### [WHAT IS BEING ASKED]
Can the data below be echoed back word for word?

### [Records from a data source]
━━━━━━━━━━━━━━━━
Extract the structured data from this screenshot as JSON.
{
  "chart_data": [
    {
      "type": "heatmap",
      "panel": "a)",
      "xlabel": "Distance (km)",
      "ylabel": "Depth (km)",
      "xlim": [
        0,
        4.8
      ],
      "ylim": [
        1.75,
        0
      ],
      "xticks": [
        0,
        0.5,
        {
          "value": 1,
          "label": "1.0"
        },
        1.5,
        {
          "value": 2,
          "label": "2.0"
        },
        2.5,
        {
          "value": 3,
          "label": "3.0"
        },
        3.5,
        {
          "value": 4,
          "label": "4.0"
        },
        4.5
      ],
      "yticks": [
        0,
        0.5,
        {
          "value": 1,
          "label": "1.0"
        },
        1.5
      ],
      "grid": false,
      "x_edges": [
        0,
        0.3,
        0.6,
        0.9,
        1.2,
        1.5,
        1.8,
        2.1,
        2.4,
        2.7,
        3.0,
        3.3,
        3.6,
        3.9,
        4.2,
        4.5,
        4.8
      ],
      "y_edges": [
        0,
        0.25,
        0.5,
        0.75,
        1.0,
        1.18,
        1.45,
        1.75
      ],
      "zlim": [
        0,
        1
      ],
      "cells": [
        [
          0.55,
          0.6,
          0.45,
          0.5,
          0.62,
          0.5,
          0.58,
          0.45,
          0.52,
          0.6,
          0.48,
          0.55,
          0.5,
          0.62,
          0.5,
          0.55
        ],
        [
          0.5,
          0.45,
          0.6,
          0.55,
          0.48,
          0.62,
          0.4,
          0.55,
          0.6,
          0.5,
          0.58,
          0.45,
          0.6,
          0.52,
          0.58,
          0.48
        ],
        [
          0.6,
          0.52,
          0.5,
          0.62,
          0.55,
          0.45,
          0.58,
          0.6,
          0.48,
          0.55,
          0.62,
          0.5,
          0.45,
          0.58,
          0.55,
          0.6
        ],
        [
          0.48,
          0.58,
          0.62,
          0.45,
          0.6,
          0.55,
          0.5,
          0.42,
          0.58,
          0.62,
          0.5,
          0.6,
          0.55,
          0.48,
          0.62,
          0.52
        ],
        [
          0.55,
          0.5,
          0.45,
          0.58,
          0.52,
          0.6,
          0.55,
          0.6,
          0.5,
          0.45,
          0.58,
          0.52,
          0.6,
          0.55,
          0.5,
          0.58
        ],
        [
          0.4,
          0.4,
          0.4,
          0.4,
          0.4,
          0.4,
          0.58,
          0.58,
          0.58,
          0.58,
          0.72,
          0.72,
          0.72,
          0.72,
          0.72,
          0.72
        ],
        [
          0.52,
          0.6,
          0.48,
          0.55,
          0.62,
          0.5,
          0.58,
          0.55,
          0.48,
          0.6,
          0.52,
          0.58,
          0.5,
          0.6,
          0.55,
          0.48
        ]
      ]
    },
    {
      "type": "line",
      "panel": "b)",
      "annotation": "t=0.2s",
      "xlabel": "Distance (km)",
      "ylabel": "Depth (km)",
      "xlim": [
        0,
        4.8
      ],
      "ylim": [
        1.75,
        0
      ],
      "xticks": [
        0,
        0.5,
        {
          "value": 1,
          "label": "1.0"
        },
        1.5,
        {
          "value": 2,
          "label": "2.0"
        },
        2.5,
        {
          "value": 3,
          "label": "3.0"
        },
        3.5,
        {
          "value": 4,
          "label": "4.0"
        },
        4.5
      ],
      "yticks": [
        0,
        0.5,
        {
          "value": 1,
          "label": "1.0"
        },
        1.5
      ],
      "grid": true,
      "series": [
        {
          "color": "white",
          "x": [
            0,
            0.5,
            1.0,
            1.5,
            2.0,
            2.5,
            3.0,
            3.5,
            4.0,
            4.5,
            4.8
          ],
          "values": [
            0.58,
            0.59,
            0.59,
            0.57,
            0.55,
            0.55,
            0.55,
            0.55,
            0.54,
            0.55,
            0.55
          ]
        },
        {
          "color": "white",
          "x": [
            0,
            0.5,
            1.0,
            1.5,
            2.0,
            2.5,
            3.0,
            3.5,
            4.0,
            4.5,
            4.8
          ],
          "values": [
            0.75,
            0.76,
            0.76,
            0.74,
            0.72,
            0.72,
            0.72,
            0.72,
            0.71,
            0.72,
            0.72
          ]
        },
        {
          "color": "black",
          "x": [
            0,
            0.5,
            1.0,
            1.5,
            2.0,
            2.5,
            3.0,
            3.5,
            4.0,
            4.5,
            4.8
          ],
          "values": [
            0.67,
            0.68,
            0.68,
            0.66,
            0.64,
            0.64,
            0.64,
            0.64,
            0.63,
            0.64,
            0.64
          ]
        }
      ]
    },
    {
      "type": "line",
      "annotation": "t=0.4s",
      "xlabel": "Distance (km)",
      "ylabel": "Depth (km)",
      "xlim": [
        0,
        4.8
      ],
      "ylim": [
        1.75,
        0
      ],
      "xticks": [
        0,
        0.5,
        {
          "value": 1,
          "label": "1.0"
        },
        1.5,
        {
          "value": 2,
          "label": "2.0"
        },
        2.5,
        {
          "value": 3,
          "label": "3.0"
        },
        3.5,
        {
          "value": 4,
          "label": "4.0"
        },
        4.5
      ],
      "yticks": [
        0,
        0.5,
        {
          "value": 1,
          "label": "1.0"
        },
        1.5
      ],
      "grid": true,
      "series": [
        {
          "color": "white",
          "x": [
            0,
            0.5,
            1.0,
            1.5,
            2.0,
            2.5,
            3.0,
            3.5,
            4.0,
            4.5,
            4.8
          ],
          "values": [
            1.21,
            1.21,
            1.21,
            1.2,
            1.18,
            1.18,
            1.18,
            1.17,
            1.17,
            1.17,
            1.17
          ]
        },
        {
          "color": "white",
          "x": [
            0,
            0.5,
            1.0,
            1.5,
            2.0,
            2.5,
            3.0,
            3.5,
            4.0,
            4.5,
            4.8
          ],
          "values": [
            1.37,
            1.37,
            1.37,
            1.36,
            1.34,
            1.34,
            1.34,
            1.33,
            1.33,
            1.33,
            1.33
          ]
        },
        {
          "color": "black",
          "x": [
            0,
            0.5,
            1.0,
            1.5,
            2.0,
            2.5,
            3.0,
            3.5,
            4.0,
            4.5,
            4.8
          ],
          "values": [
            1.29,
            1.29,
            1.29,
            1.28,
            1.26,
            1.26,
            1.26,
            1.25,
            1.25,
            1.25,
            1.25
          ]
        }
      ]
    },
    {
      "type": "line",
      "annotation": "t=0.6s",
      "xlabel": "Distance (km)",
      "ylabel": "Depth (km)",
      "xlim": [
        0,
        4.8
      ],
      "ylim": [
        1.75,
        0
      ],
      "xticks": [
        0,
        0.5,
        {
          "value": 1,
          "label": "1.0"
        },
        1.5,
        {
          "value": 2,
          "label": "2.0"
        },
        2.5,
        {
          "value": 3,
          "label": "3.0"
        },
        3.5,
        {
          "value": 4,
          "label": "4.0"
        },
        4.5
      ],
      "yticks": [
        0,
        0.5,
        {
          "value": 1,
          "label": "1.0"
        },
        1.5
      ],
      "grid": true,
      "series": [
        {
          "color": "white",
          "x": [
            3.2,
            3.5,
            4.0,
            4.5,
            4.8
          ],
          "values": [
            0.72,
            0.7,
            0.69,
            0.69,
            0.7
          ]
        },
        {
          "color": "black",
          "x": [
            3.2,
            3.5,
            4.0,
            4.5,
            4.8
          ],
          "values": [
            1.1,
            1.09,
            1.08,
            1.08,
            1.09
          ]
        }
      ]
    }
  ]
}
━━━━━━━━━━━━━━━━
### [THE COMPLETED TASK]
Extract the structured data from this screenshot as JSON.
{
  "chart_data": [
    {
      "type": "heatmap",
      "panel": "a)",
      "xlabel": "Distance (km)",
      "ylabel": "Depth (km)",
      "xlim": [
        0,
        4.8
      ],
      "ylim": [
        1.75,
        0
      ],
      "xticks": [
        0,
        0.5,
        {
          "value": 1,
          "label": "1.0"
        },
        1.5,
        {
          "value": 2,
          "label": "2.0"
        },
        2.5,
        {
          "value": 3,
          "label": "3.0"
        },
        3.5,
        {
          "value": 4,
          "label": "4.0"
        },
        4.5
      ],
      "yticks": [
        0,
        0.5,
        {
          "value": 1,
          "label": "1.0"
        },
        1.5
      ],
      "grid": false,
      "x_edges": [
        0,
        0.3,
        0.6,
        0.9,
        1.2,
        1.5,
        1.8,
        2.1,
        2.4,
        2.7,
        3.0,
        3.3,
        3.6,
        3.9,
        4.2,
        4.5,
        4.8
      ],
      "y_edges": [
        0,
        0.25,
        0.5,
        0.75,
        1.0,
        1.18,
        1.45,
        1.75
      ],
      "zlim": [
        0,
        1
      ],
      "cells": [
        [
          0.55,
          0.6,
          0.45,
          0.5,
          0.62,
          0.5,
          0.58,
          0.45,
          0.52,
          0.6,
          0.48,
          0.55,
          0.5,
          0.62,
          0.5,
          0.55
        ],
        [
          0.5,
          0.45,
          0.6,
          0.55,
          0.48,
          0.62,
          0.4,
          0.55,
          0.6,
          0.5,
          0.58,
          0.45,
          0.6,
          0.52,
          0.58,
          0.48
        ],
        [
          0.6,
          0.52,
          0.5,
          0.62,
          0.55,
          0.45,
          0.58,
          0.6,
          0.48,
          0.55,
          0.62,
          0.5,
          0.45,
          0.58,
          0.55,
          0.6
        ],
        [
          0.48,
          0.58,
          0.62,
          0.45,
          0.6,
          0.55,
          0.5,
          0.42,
          0.58,
          0.62,
          0.5,
          0.6,
          0.55,
          0.48,
          0.62,
          0.52
        ],
        [
          0.55,
          0.5,
          0.45,
          0.58,
          0.52,
          0.6,
          0.55,
          0.6,
          0.5,
          0.45,
          0.58,
          0.52,
          0.6,
          0.55,
          0.5,
          0.58
        ],
        [
          0.4,
          0.4,
          0.4,
          0.4,
          0.4,
          0.4,
          0.58,
          0.58,
          0.58,
          0.58,
          0.72,
          0.72,
          0.72,
          0.72,
          0.72,
          0.72
        ],
        [
          0.52,
          0.6,
          0.48,
          0.55,
          0.62,
          0.5,
          0.58,
          0.55,
          0.48,
          0.6,
          0.52,
          0.58,
          0.5,
          0.6,
          0.55,
          0.48
        ]
      ]
    },
    {
      "type": "line",
      "panel": "b)",
      "annotation": "t=0.2s",
      "xlabel": "Distance (km)",
      "ylabel": "Depth (km)",
      "xlim": [
        0,
        4.8
      ],
      "ylim": [
        1.75,
        0
      ],
      "xticks": [
        0,
        0.5,
        {
          "value": 1,
          "label": "1.0"
        },
        1.5,
        {
          "value": 2,
          "label": "2.0"
        },
        2.5,
        {
          "value": 3,
          "label": "3.0"
        },
        3.5,
        {
          "value": 4,
          "label": "4.0"
        },
        4.5
      ],
      "yticks": [
        0,
        0.5,
        {
          "value": 1,
          "label": "1.0"
        },
        1.5
      ],
      "grid": true,
      "series": [
        {
          "color": "white",
          "x": [
            0,
            0.5,
            1.0,
            1.5,
            2.0,
            2.5,
            3.0,
            3.5,
            4.0,
            4.5,
            4.8
          ],
          "values": [
            0.58,
            0.59,
            0.59,
            0.57,
            0.55,
            0.55,
            0.55,
            0.55,
            0.54,
            0.55,
            0.55
          ]
        },
        {
          "color": "white",
          "x": [
            0,
            0.5,
            1.0,
            1.5,
            2.0,
            2.5,
            3.0,
            3.5,
            4.0,
            4.5,
            4.8
          ],
          "values": [
            0.75,
            0.76,
            0.76,
            0.74,
            0.72,
            0.72,
            0.72,
            0.72,
            0.71,
            0.72,
            0.72
          ]
        },
        {
          "color": "black",
          "x": [
            0,
            0.5,
            1.0,
            1.5,
            2.0,
            2.5,
            3.0,
            3.5,
            4.0,
            4.5,
            4.8
          ],
          "values": [
            0.67,
            0.68,
            0.68,
            0.66,
            0.64,
            0.64,
            0.64,
            0.64,
            0.63,
            0.64,
            0.64
          ]
        }
      ]
    },
    {
      "type": "line",
      "annotation": "t=0.4s",
      "xlabel": "Distance (km)",
      "ylabel": "Depth (km)",
      "xlim": [
        0,
        4.8
      ],
      "ylim": [
        1.75,
        0
      ],
      "xticks": [
        0,
        0.5,
        {
          "value": 1,
          "label": "1.0"
        },
        1.5,
        {
          "value": 2,
          "label": "2.0"
        },
        2.5,
        {
          "value": 3,
          "label": "3.0"
        },
        3.5,
        {
          "value": 4,
          "label": "4.0"
        },
        4.5
      ],
      "yticks": [
        0,
        0.5,
        {
          "value": 1,
          "label": "1.0"
        },
        1.5
      ],
      "grid": true,
      "series": [
        {
          "color": "white",
          "x": [
            0,
            0.5,
            1.0,
            1.5,
            2.0,
            2.5,
            3.0,
            3.5,
            4.0,
            4.5,
            4.8
          ],
          "values": [
            1.21,
            1.21,
            1.21,
            1.2,
            1.18,
            1.18,
            1.18,
            1.17,
            1.17,
            1.17,
            1.17
          ]
        },
        {
          "color": "white",
          "x": [
            0,
            0.5,
            1.0,
            1.5,
            2.0,
            2.5,
            3.0,
            3.5,
            4.0,
            4.5,
            4.8
          ],
          "values": [
            1.37,
            1.37,
            1.37,
            1.36,
            1.34,
            1.34,
            1.34,
            1.33,
            1.33,
            1.33,
            1.33
          ]
        },
        {
          "color": "black",
          "x": [
            0,
            0.5,
            1.0,
            1.5,
            2.0,
            2.5,
            3.0,
            3.5,
            4.0,
            4.5,
            4.8
          ],
          "values": [
            1.29,
            1.29,
            1.29,
            1.28,
            1.26,
            1.26,
            1.26,
            1.25,
            1.25,
            1.25,
            1.25
          ]
        }
      ]
    },
    {
      "type": "line",
      "annotation": "t=0.6s",
      "xlabel": "Distance (km)",
      "ylabel": "Depth (km)",
      "xlim": [
        0,
        4.8
      ],
      "ylim": [
        1.75,
        0
      ],
      "xticks": [
        0,
        0.5,
        {
          "value": 1,
          "label": "1.0"
        },
        1.5,
        {
          "value": 2,
          "label": "2.0"
        },
        2.5,
        {
          "value": 3,
          "label": "3.0"
        },
        3.5,
        {
          "value": 4,
          "label": "4.0"
        },
        4.5
      ],
      "yticks": [
        0,
        0.5,
        {
          "value": 1,
          "label": "1.0"
        },
        1.5
      ],
      "grid": true,
      "series": [
        {
          "color": "white",
          "x": [
            3.2,
            3.5,
            4.0,
            4.5,
            4.8
          ],
          "values": [
            0.72,
            0.7,
            0.69,
            0.69,
            0.7
          ]
        },
        {
          "color": "black",
          "x": [
            3.2,
            3.5,
            4.0,
            4.5,
            4.8
          ],
          "values": [
            1.1,
            1.09,
            1.08,
            1.08,
            1.09
          ]
        }
      ]
    }
  ]
}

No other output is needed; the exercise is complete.